** PROBLEM TO WORK ON **
Give the number of lines in the data that hold the string "minlash". Nothing else is needed.

+++ WORKING DATA

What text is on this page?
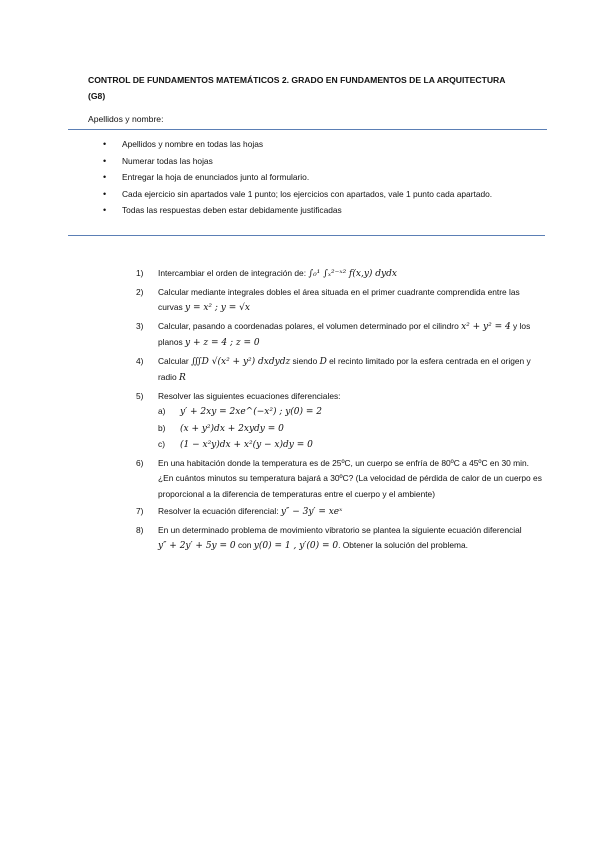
CONTROL DE FUNDAMENTOS MATEMÁTICOS 2. GRADO EN FUNDAMENTOS DE LA ARQUITECTURA (G8)
Apellidos y nombre:
• Apellidos y nombre en todas las hojas
• Numerar todas las hojas
• Entregar la hoja de enunciados junto al formulario.
• Cada ejercicio sin apartados vale 1 punto; los ejercicios con apartados, vale 1 punto cada apartado.
• Todas las respuestas deben estar debidamente justificadas
1) Intercambiar el orden de integración de: ∫₀¹ ∫ₓ²⁻ˣ² f(x,y) dydx
2) Calcular mediante integrales dobles el área situada en el primer cuadrante comprendida entre las curvas y = x² ; y = √x
3) Calcular, pasando a coordenadas polares, el volumen determinado por el cilindro x² + y² = 4 y los planos y + z = 4 ; z = 0
4) Calcular ∭D √(x² + y²) dxdydz siendo D el recinto limitado por la esfera centrada en el origen y radio R
5) Resolver las siguientes ecuaciones diferenciales:
a) y′ + 2xy = 2xe^(−x²) ; y(0) = 2
b) (x + y²)dx + 2xydy = 0
c) (1 − x²y)dx + x²(y − x)dy = 0
6) En una habitación donde la temperatura es de 25ºC, un cuerpo se enfría de 80ºC a 45ºC en 30 min. ¿En cuántos minutos su temperatura bajará a 30ºC? (La velocidad de pérdida de calor de un cuerpo es proporcional a la diferencia de temperaturas entre el cuerpo y el ambiente)
7) Resolver la ecuación diferencial: y″ − 3y′ = xeˣ
8) En un determinado problema de movimiento vibratorio se plantea la siguiente ecuación diferencial y″ + 2y′ + 5y = 0 con y(0) = 1 , y′(0) = 0. Obtener la solución del problema.
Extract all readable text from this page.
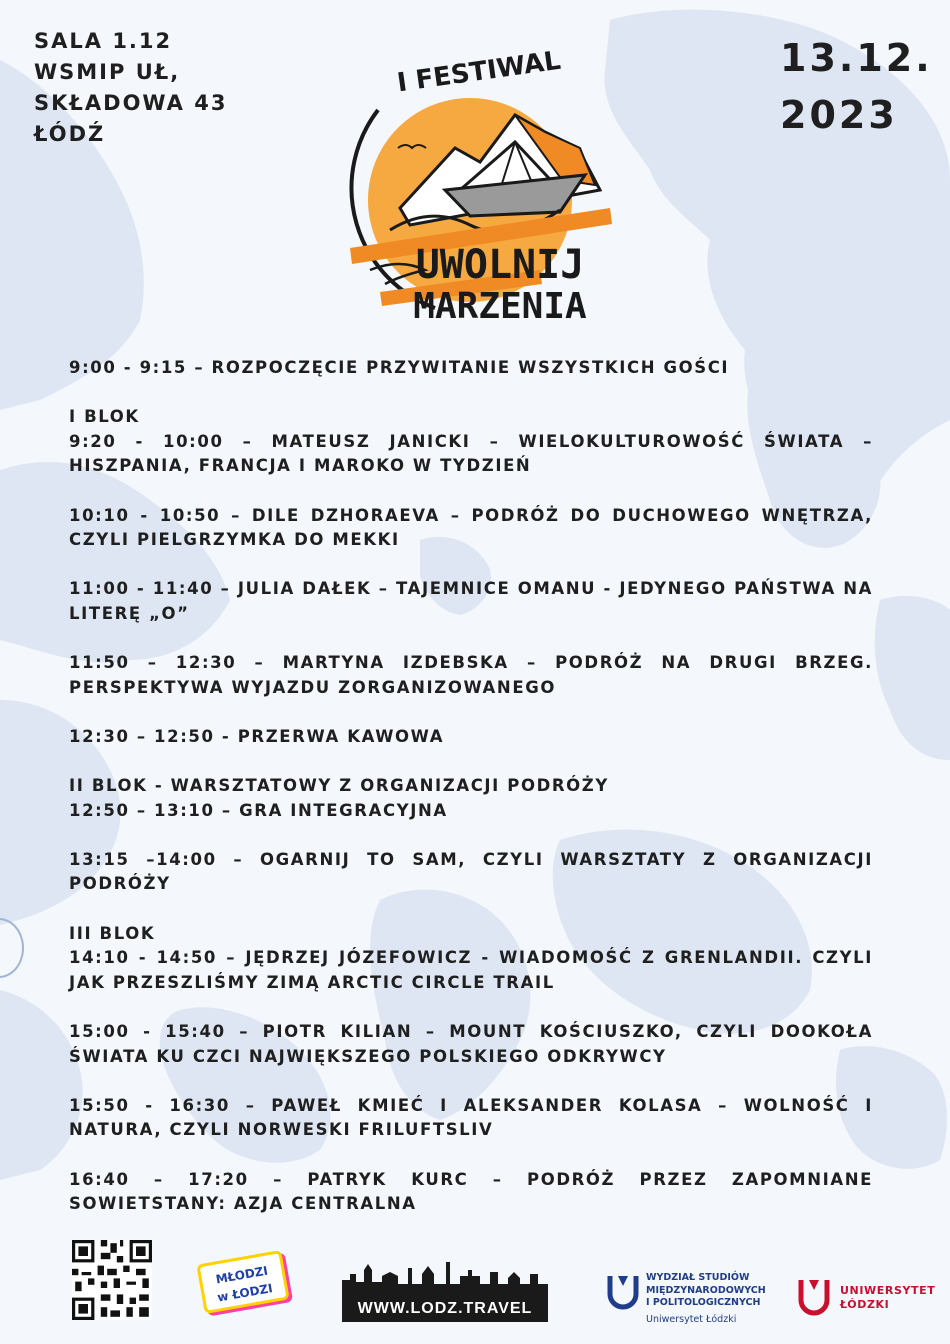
SALA 1.12
WSMIP UŁ,
SKŁADOWA 43
ŁÓDŹ
13.12.
2023
I FESTIWAL
UWOLNIJ
MARZENIA
9:00 - 9:15 – ROZPOCZĘCIE PRZYWITANIE WSZYSTKICH GOŚCI
I BLOK
9:20 - 10:00 – MATEUSZ JANICKI – WIELOKULTUROWOŚĆ ŚWIATA – HISZPANIA, FRANCJA I MAROKO W TYDZIEŃ
10:10 - 10:50 – DILE DZHORAEVA – PODRÓŻ DO DUCHOWEGO WNĘTRZA, CZYLI PIELGRZYMKA DO MEKKI
11:00 - 11:40 – JULIA DAŁEK – TAJEMNICE OMANU - JEDYNEGO PAŃSTWA NA LITERĘ „O”
11:50 – 12:30 – MARTYNA IZDEBSKA – PODRÓŻ NA DRUGI BRZEG. PERSPEKTYWA WYJAZDU ZORGANIZOWANEGO
12:30 – 12:50 - PRZERWA KAWOWA
II BLOK - WARSZTATOWY Z ORGANIZACJI PODRÓŻY
12:50 – 13:10 – GRA INTEGRACYJNA
13:15 –14:00 – OGARNIJ TO SAM, CZYLI WARSZTATY Z ORGANIZACJI PODRÓŻY
III BLOK
14:10 - 14:50 – JĘDRZEJ JÓZEFOWICZ - WIADOMOŚĆ Z GRENLANDII. CZYLI JAK PRZESZLIŚMY ZIMĄ ARCTIC CIRCLE TRAIL
15:00 - 15:40 – PIOTR KILIAN – MOUNT KOŚCIUSZKO, CZYLI DOOKOŁA ŚWIATA KU CZCI NAJWIĘKSZEGO POLSKIEGO ODKRYWCY
15:50 - 16:30 – PAWEŁ KMIEĆ I ALEKSANDER KOLASA – WOLNOŚĆ I NATURA, CZYLI NORWESKI FRILUFTSLIV
16:40 – 17:20 – PATRYK KURC – PODRÓŻ PRZEZ ZAPOMNIANE SOWIETSTANY: AZJA CENTRALNA
MŁODZI
w ŁODZI
WWW.LODZ.TRAVEL
WYDZIAŁ STUDIÓW
MIĘDZYNARODOWYCH
I POLITOLOGICZNYCH
Uniwersytet Łódzki
UNIWERSYTET
ŁÓDZKI
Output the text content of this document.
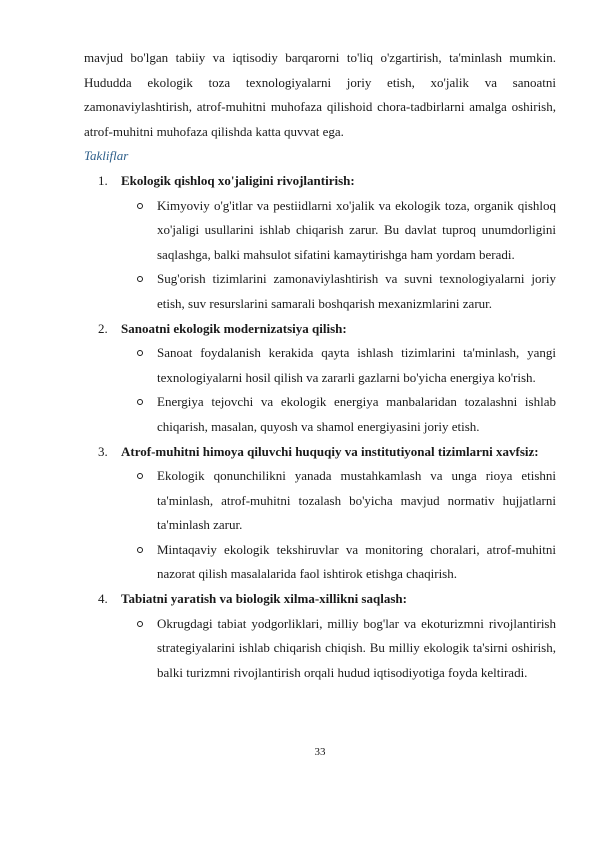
mavjud bo'lgan tabiiy va iqtisodiy barqarorni to'liq o'zgartirish, ta'minlash mumkin. Hududda ekologik toza texnologiyalarni joriy etish, xo'jalik va sanoatni zamonaviylashtirish, atrof-muhitni muhofaza qilishoid chora-tadbirlarni amalga oshirish, atrof-muhitni muhofaza qilishda katta quvvat ega.

Takliflar

1. Ekologik qishloq xo'jaligini rivojlantirish:

Kimyoviy o'g'itlar va pestiidlarni xo'jalik va ekologik toza, organik qishloq xo'jaligi usullarini ishlab chiqarish zarur. Bu davlat tuproq unumdorligini saqlashga, balki mahsulot sifatini kamaytirishga ham yordam beradi.

Sug'orish tizimlarini zamonaviylashtirish va suvni texnologiyalarni joriy etish, suv resurslarini samarali boshqarish mexanizmlarini zarur.

2. Sanoatni ekologik modernizatsiya qilish:

Sanoat foydalanish kerakida qayta ishlash tizimlarini ta'minlash, yangi texnologiyalarni hosil qilish va zararli gazlarni bo'yicha energiya ko'rish.

Energiya tejovchi va ekologik energiya manbalaridan tozalashni ishlab chiqarish, masalan, quyosh va shamol energiyasini joriy etish.

3. Atrof-muhitni himoya qiluvchi huquqiy va institutiyonal tizimlarni xavfsiz:

Ekologik qonunchilikni yanada mustahkamlash va unga rioya etishni ta'minlash, atrof-muhitni tozalash bo'yicha mavjud normativ hujjatlarni ta'minlash zarur.

Mintaqaviy ekologik tekshiruvlar va monitoring choralari, atrof-muhitni nazorat qilish masalalarida faol ishtirok etishga chaqirish.

4. Tabiatni yaratish va biologik xilma-xillikni saqlash:

Okrugdagi tabiat yodgorliklari, milliy bog'lar va ekoturizmni rivojlantirish strategiyalarini ishlab chiqarish chiqish. Bu milliy ekologik ta'sirni oshirish, balki turizmni rivojlantirish orqali hudud iqtisodiyotiga foyda keltiradi.

33
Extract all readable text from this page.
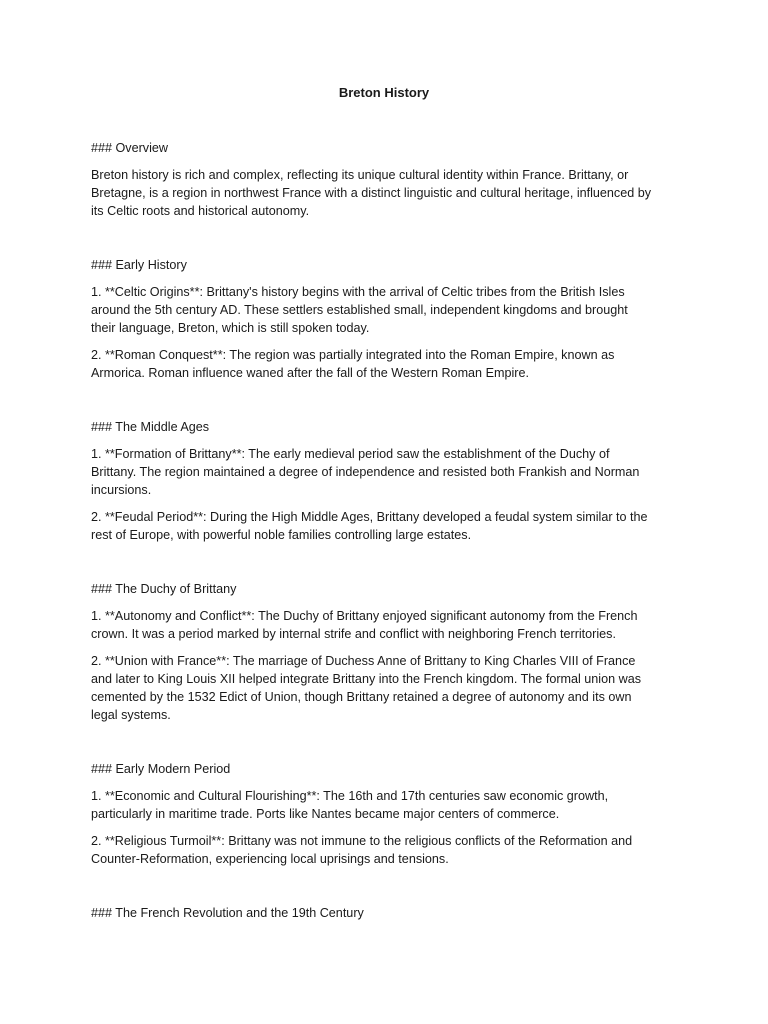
Breton History
### Overview
Breton history is rich and complex, reflecting its unique cultural identity within France. Brittany, or
Bretagne, is a region in northwest France with a distinct linguistic and cultural heritage, influenced by
its Celtic roots and historical autonomy.
### Early History
1. **Celtic Origins**: Brittany's history begins with the arrival of Celtic tribes from the British Isles
around the 5th century AD. These settlers established small, independent kingdoms and brought
their language, Breton, which is still spoken today.
2. **Roman Conquest**: The region was partially integrated into the Roman Empire, known as
Armorica. Roman influence waned after the fall of the Western Roman Empire.
### The Middle Ages
1. **Formation of Brittany**: The early medieval period saw the establishment of the Duchy of
Brittany. The region maintained a degree of independence and resisted both Frankish and Norman
incursions.
2. **Feudal Period**: During the High Middle Ages, Brittany developed a feudal system similar to the
rest of Europe, with powerful noble families controlling large estates.
### The Duchy of Brittany
1. **Autonomy and Conflict**: The Duchy of Brittany enjoyed significant autonomy from the French
crown. It was a period marked by internal strife and conflict with neighboring French territories.
2. **Union with France**: The marriage of Duchess Anne of Brittany to King Charles VIII of France
and later to King Louis XII helped integrate Brittany into the French kingdom. The formal union was
cemented by the 1532 Edict of Union, though Brittany retained a degree of autonomy and its own
legal systems.
### Early Modern Period
1. **Economic and Cultural Flourishing**: The 16th and 17th centuries saw economic growth,
particularly in maritime trade. Ports like Nantes became major centers of commerce.
2. **Religious Turmoil**: Brittany was not immune to the religious conflicts of the Reformation and
Counter-Reformation, experiencing local uprisings and tensions.
### The French Revolution and the 19th Century
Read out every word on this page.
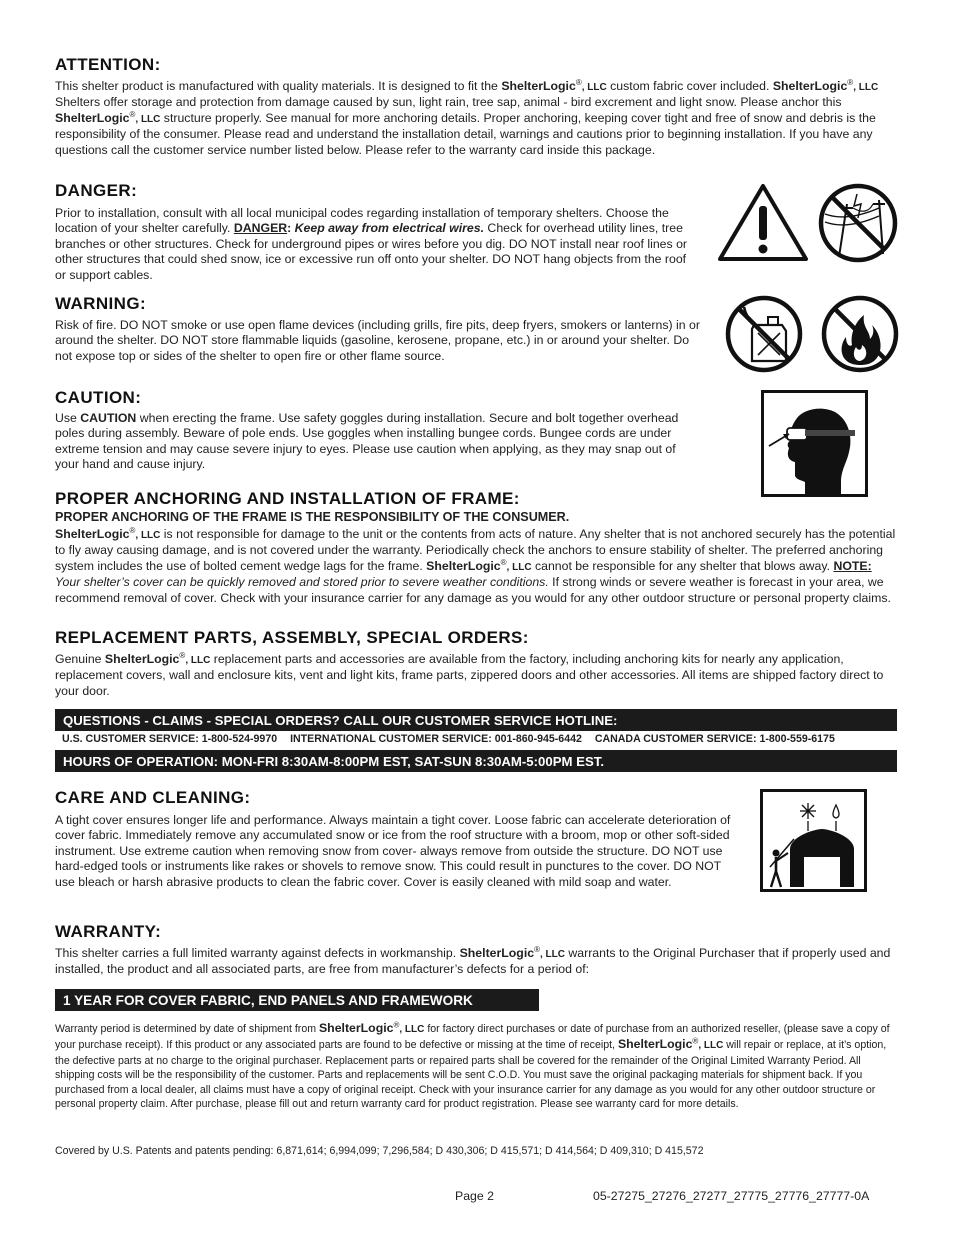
ATTENTION:

This shelter product is manufactured with quality materials. It is designed to fit the ShelterLogic®, LLC custom fabric cover included. ShelterLogic®, LLC Shelters offer storage and protection from damage caused by sun, light rain, tree sap, animal - bird excrement and light snow. Please anchor this ShelterLogic®, LLC structure properly. See manual for more anchoring details. Proper anchoring, keeping cover tight and free of snow and debris is the responsibility of the consumer. Please read and understand the installation detail, warnings and cautions prior to beginning installation. If you have any questions call the customer service number listed below. Please refer to the warranty card inside this package.

DANGER:

Prior to installation, consult with all local municipal codes regarding installation of temporary shelters. Choose the location of your shelter carefully. DANGER: Keep away from electrical wires. Check for overhead utility lines, tree branches or other structures. Check for underground pipes or wires before you dig. DO NOT install near roof lines or other structures that could shed snow, ice or excessive run off onto your shelter. DO NOT hang objects from the roof or support cables.

WARNING:

Risk of fire. DO NOT smoke or use open flame devices (including grills, fire pits, deep fryers, smokers or lanterns) in or around the shelter. DO NOT store flammable liquids (gasoline, kerosene, propane, etc.) in or around your shelter. Do not expose top or sides of the shelter to open fire or other flame source.

CAUTION:

Use CAUTION when erecting the frame. Use safety goggles during installation. Secure and bolt together overhead poles during assembly. Beware of pole ends. Use goggles when installing bungee cords. Bungee cords are under extreme tension and may cause severe injury to eyes. Please use caution when applying, as they may snap out of your hand and cause injury.

PROPER ANCHORING AND INSTALLATION OF FRAME:
PROPER ANCHORING OF THE FRAME IS THE RESPONSIBILITY OF THE CONSUMER.

ShelterLogic®, LLC is not responsible for damage to the unit or the contents from acts of nature. Any shelter that is not anchored securely has the potential to fly away causing damage, and is not covered under the warranty. Periodically check the anchors to ensure stability of shelter. The preferred anchoring system includes the use of bolted cement wedge lags for the frame. ShelterLogic®, LLC cannot be responsible for any shelter that blows away. NOTE: Your shelter’s cover can be quickly removed and stored prior to severe weather conditions. If strong winds or severe weather is forecast in your area, we recommend removal of cover. Check with your insurance carrier for any damage as you would for any other outdoor structure or personal property claims.

REPLACEMENT PARTS, ASSEMBLY, SPECIAL ORDERS:

Genuine ShelterLogic®, LLC replacement parts and accessories are available from the factory, including anchoring kits for nearly any application, replacement covers, wall and enclosure kits, vent and light kits, frame parts, zippered doors and other accessories. All items are shipped factory direct to your door.

QUESTIONS - CLAIMS - SPECIAL ORDERS? CALL OUR CUSTOMER SERVICE HOTLINE:
U.S. CUSTOMER SERVICE: 1-800-524-9970 INTERNATIONAL CUSTOMER SERVICE: 001-860-945-6442 CANADA CUSTOMER SERVICE: 1-800-559-6175
HOURS OF OPERATION: MON-FRI 8:30AM-8:00PM EST, SAT-SUN 8:30AM-5:00PM EST.
CARE AND CLEANING:

A tight cover ensures longer life and performance. Always maintain a tight cover. Loose fabric can accelerate deterioration of cover fabric. Immediately remove any accumulated snow or ice from the roof structure with a broom, mop or other soft-sided instrument. Use extreme caution when removing snow from cover- always remove from outside the structure. DO NOT use hard-edged tools or instruments like rakes or shovels to remove snow. This could result in punctures to the cover. DO NOT use bleach or harsh abrasive products to clean the fabric cover. Cover is easily cleaned with mild soap and water.

WARRANTY:

This shelter carries a full limited warranty against defects in workmanship. ShelterLogic®, LLC warrants to the Original Purchaser that if properly used and installed, the product and all associated parts, are free from manufacturer’s defects for a period of:

1 YEAR FOR COVER FABRIC, END PANELS AND FRAMEWORK

Warranty period is determined by date of shipment from ShelterLogic®, LLC for factory direct purchases or date of purchase from an authorized reseller, (please save a copy of your purchase receipt). If this product or any associated parts are found to be defective or missing at the time of receipt, ShelterLogic®, LLC will repair or replace, at it’s option, the defective parts at no charge to the original purchaser. Replacement parts or repaired parts shall be covered for the remainder of the Original Limited Warranty Period. All shipping costs will be the responsibility of the customer. Parts and replacements will be sent C.O.D. You must save the original packaging materials for shipment back. If you purchased from a local dealer, all claims must have a copy of original receipt. Check with your insurance carrier for any damage as you would for any other outdoor structure or personal property claim. After purchase, please fill out and return warranty card for product registration. Please see warranty card for more details.

Covered by U.S. Patents and patents pending: 6,871,614; 6,994,099; 7,296,584; D 430,306; D 415,571; D 414,564; D 409,310; D 415,572

Page 2	05-27275_27276_27277_27775_27776_27777-0A
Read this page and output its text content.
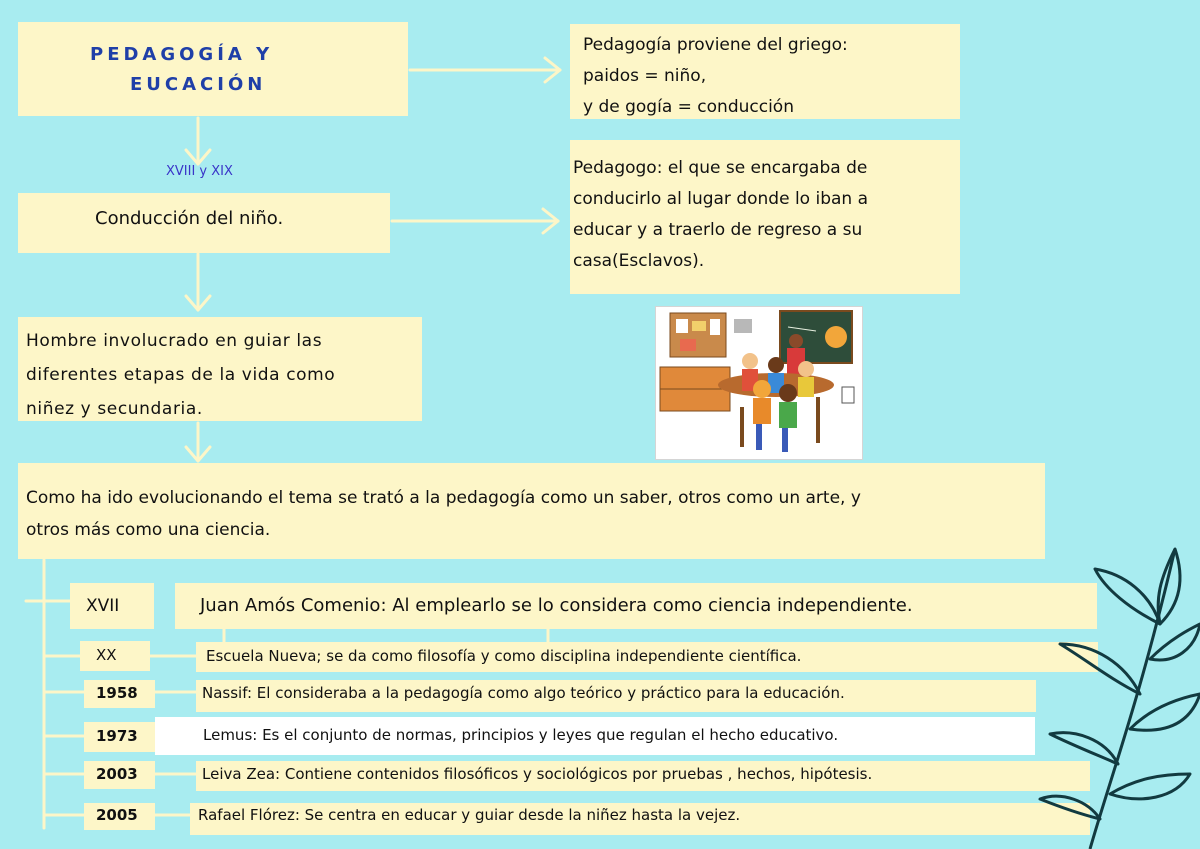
PEDAGOGÍA Y
EUCACIÓN
Pedagogía proviene del griego:
paidos = niño,
y de gogía = conducción
XVIII y XIX
Conducción del niño.
Pedagogo: el que se encargaba de
conducirlo al lugar donde lo iban a
educar y a traerlo de regreso a su
casa(Esclavos).
Hombre involucrado en guiar las
diferentes etapas de la vida como
niñez y secundaria.
Como ha ido evolucionando el tema se trató a la pedagogía como un saber, otros como un arte, y
otros más como una ciencia.
XVII	Juan Amós Comenio: Al emplearlo se lo considera como ciencia independiente.
XX	Escuela Nueva; se da como filosofía y como disciplina independiente científica.
1958	Nassif: El consideraba a la pedagogía como algo teórico y práctico para la educación.
1973	Lemus: Es el conjunto de normas, principios y leyes que regulan el hecho educativo.
2003	Leiva Zea: Contiene contenidos filosóficos y sociológicos por pruebas , hechos, hipótesis.
2005	Rafael Flórez: Se centra en educar y guiar desde la niñez hasta la vejez.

++++++

** THE SOLUTION **
3